Supplied material |
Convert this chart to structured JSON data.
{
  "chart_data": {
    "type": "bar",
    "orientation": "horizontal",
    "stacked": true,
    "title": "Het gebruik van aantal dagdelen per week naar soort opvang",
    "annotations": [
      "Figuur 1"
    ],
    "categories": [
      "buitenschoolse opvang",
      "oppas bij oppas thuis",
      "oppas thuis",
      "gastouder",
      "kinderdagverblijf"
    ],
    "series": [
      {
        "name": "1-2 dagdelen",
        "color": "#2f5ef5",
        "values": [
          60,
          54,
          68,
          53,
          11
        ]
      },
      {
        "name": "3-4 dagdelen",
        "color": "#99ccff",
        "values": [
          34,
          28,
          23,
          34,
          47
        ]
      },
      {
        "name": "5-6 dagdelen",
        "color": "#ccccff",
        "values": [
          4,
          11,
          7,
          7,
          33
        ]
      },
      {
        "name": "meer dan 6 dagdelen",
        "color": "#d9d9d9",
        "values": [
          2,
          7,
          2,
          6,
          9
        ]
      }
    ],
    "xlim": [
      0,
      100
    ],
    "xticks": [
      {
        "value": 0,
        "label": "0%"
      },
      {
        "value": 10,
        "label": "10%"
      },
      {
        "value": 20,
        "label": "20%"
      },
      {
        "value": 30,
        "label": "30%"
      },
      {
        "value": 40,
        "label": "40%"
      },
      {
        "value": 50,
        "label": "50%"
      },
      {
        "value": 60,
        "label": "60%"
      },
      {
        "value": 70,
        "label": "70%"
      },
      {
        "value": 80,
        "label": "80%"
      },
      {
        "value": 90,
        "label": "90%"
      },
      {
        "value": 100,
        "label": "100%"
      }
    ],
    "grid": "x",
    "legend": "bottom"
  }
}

Requirements |
Reproduce the data shown above exactly.

Result |
Convert this chart to structured JSON data.
{
  "chart_data": {
    "type": "bar",
    "orientation": "horizontal",
    "stacked": true,
    "title": "Het gebruik van aantal dagdelen per week naar soort opvang",
    "annotations": [
      "Figuur 1"
    ],
    "categories": [
      "buitenschoolse opvang",
      "oppas bij oppas thuis",
      "oppas thuis",
      "gastouder",
      "kinderdagverblijf"
    ],
    "series": [
      {
        "name": "1-2 dagdelen",
        "color": "#2f5ef5",
        "values": [
          60,
          54,
          68,
          53,
          11
        ]
      },
      {
        "name": "3-4 dagdelen",
        "color": "#99ccff",
        "values": [
          34,
          28,
          23,
          34,
          47
        ]
      },
      {
        "name": "5-6 dagdelen",
        "color": "#ccccff",
        "values": [
          4,
          11,
          7,
          7,
          33
        ]
      },
      {
        "name": "meer dan 6 dagdelen",
        "color": "#d9d9d9",
        "values": [
          2,
          7,
          2,
          6,
          9
        ]
      }
    ],
    "xlim": [
      0,
      100
    ],
    "xticks": [
      {
        "value": 0,
        "label": "0%"
      },
      {
        "value": 10,
        "label": "10%"
      },
      {
        "value": 20,
        "label": "20%"
      },
      {
        "value": 30,
        "label": "30%"
      },
      {
        "value": 40,
        "label": "40%"
      },
      {
        "value": 50,
        "label": "50%"
      },
      {
        "value": 60,
        "label": "60%"
      },
      {
        "value": 70,
        "label": "70%"
      },
      {
        "value": 80,
        "label": "80%"
      },
      {
        "value": 90,
        "label": "90%"
      },
      {
        "value": 100,
        "label": "100%"
      }
    ],
    "grid": "x",
    "legend": "bottom"
  }
}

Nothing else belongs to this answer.